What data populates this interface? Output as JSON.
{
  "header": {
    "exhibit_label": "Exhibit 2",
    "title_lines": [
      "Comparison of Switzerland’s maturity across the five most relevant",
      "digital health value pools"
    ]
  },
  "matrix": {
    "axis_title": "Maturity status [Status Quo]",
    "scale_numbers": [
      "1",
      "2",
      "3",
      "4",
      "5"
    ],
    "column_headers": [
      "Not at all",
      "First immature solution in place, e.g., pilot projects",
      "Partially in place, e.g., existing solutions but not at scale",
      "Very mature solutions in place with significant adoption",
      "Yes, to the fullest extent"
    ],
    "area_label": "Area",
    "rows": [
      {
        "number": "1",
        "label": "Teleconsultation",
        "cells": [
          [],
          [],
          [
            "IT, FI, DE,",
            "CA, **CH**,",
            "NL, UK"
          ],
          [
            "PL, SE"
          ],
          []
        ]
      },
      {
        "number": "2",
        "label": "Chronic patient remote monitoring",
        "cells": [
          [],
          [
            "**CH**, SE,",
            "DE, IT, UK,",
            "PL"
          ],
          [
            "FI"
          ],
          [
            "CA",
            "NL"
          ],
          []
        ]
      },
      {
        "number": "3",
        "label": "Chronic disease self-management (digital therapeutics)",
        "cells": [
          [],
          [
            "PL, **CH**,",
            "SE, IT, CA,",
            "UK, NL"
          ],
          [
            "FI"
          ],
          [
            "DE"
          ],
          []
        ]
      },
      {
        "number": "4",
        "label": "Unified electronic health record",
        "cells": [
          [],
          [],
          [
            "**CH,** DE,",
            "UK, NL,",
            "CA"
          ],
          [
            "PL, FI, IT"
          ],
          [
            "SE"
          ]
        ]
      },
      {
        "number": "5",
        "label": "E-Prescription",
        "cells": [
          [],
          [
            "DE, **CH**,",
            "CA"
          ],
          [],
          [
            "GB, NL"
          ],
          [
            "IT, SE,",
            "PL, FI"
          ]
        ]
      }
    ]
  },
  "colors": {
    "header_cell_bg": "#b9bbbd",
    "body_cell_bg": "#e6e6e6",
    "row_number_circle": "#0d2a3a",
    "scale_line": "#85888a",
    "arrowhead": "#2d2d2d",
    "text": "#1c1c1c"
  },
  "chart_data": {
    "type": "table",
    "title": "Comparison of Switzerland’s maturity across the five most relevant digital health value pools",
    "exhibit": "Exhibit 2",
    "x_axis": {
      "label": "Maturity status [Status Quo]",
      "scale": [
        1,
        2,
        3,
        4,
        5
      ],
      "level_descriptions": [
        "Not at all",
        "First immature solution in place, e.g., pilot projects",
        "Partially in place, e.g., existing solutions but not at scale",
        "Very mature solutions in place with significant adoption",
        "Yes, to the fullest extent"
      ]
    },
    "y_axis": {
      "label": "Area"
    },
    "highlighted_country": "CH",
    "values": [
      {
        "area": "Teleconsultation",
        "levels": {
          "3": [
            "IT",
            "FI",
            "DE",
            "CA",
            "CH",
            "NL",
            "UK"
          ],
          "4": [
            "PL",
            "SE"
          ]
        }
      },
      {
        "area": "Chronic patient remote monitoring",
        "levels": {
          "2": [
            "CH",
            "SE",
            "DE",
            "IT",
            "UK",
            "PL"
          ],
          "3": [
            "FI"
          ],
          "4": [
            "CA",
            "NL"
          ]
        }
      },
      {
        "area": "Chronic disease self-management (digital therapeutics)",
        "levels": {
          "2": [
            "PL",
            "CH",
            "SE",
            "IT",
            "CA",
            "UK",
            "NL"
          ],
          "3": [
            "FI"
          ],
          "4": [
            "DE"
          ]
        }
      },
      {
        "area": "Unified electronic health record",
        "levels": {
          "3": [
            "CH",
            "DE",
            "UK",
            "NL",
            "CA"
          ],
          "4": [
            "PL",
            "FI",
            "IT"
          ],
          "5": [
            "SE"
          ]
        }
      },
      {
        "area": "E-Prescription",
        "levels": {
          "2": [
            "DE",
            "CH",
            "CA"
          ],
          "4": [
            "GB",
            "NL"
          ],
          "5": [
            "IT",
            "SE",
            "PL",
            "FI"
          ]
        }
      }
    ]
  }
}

####

> Stated problem:
Transcribe the material above in its entirety. Match it exactly.

> The solution:
What data populates this interface? Output as JSON.
{
  "header": {
    "exhibit_label": "Exhibit 2",
    "title_lines": [
      "Comparison of Switzerland’s maturity across the five most relevant",
      "digital health value pools"
    ]
  },
  "matrix": {
    "axis_title": "Maturity status [Status Quo]",
    "scale_numbers": [
      "1",
      "2",
      "3",
      "4",
      "5"
    ],
    "column_headers": [
      "Not at all",
      "First immature solution in place, e.g., pilot projects",
      "Partially in place, e.g., existing solutions but not at scale",
      "Very mature solutions in place with significant adoption",
      "Yes, to the fullest extent"
    ],
    "area_label": "Area",
    "rows": [
      {
        "number": "1",
        "label": "Teleconsultation",
        "cells": [
          [],
          [],
          [
            "IT, FI, DE,",
            "CA, **CH**,",
            "NL, UK"
          ],
          [
            "PL, SE"
          ],
          []
        ]
      },
      {
        "number": "2",
        "label": "Chronic patient remote monitoring",
        "cells": [
          [],
          [
            "**CH**, SE,",
            "DE, IT, UK,",
            "PL"
          ],
          [
            "FI"
          ],
          [
            "CA",
            "NL"
          ],
          []
        ]
      },
      {
        "number": "3",
        "label": "Chronic disease self-management (digital therapeutics)",
        "cells": [
          [],
          [
            "PL, **CH**,",
            "SE, IT, CA,",
            "UK, NL"
          ],
          [
            "FI"
          ],
          [
            "DE"
          ],
          []
        ]
      },
      {
        "number": "4",
        "label": "Unified electronic health record",
        "cells": [
          [],
          [],
          [
            "**CH,** DE,",
            "UK, NL,",
            "CA"
          ],
          [
            "PL, FI, IT"
          ],
          [
            "SE"
          ]
        ]
      },
      {
        "number": "5",
        "label": "E-Prescription",
        "cells": [
          [],
          [
            "DE, **CH**,",
            "CA"
          ],
          [],
          [
            "GB, NL"
          ],
          [
            "IT, SE,",
            "PL, FI"
          ]
        ]
      }
    ]
  },
  "colors": {
    "header_cell_bg": "#b9bbbd",
    "body_cell_bg": "#e6e6e6",
    "row_number_circle": "#0d2a3a",
    "scale_line": "#85888a",
    "arrowhead": "#2d2d2d",
    "text": "#1c1c1c"
  },
  "chart_data": {
    "type": "table",
    "title": "Comparison of Switzerland’s maturity across the five most relevant digital health value pools",
    "exhibit": "Exhibit 2",
    "x_axis": {
      "label": "Maturity status [Status Quo]",
      "scale": [
        1,
        2,
        3,
        4,
        5
      ],
      "level_descriptions": [
        "Not at all",
        "First immature solution in place, e.g., pilot projects",
        "Partially in place, e.g., existing solutions but not at scale",
        "Very mature solutions in place with significant adoption",
        "Yes, to the fullest extent"
      ]
    },
    "y_axis": {
      "label": "Area"
    },
    "highlighted_country": "CH",
    "values": [
      {
        "area": "Teleconsultation",
        "levels": {
          "3": [
            "IT",
            "FI",
            "DE",
            "CA",
            "CH",
            "NL",
            "UK"
          ],
          "4": [
            "PL",
            "SE"
          ]
        }
      },
      {
        "area": "Chronic patient remote monitoring",
        "levels": {
          "2": [
            "CH",
            "SE",
            "DE",
            "IT",
            "UK",
            "PL"
          ],
          "3": [
            "FI"
          ],
          "4": [
            "CA",
            "NL"
          ]
        }
      },
      {
        "area": "Chronic disease self-management (digital therapeutics)",
        "levels": {
          "2": [
            "PL",
            "CH",
            "SE",
            "IT",
            "CA",
            "UK",
            "NL"
          ],
          "3": [
            "FI"
          ],
          "4": [
            "DE"
          ]
        }
      },
      {
        "area": "Unified electronic health record",
        "levels": {
          "3": [
            "CH",
            "DE",
            "UK",
            "NL",
            "CA"
          ],
          "4": [
            "PL",
            "FI",
            "IT"
          ],
          "5": [
            "SE"
          ]
        }
      },
      {
        "area": "E-Prescription",
        "levels": {
          "2": [
            "DE",
            "CH",
            "CA"
          ],
          "4": [
            "GB",
            "NL"
          ],
          "5": [
            "IT",
            "SE",
            "PL",
            "FI"
          ]
        }
      }
    ]
  }
}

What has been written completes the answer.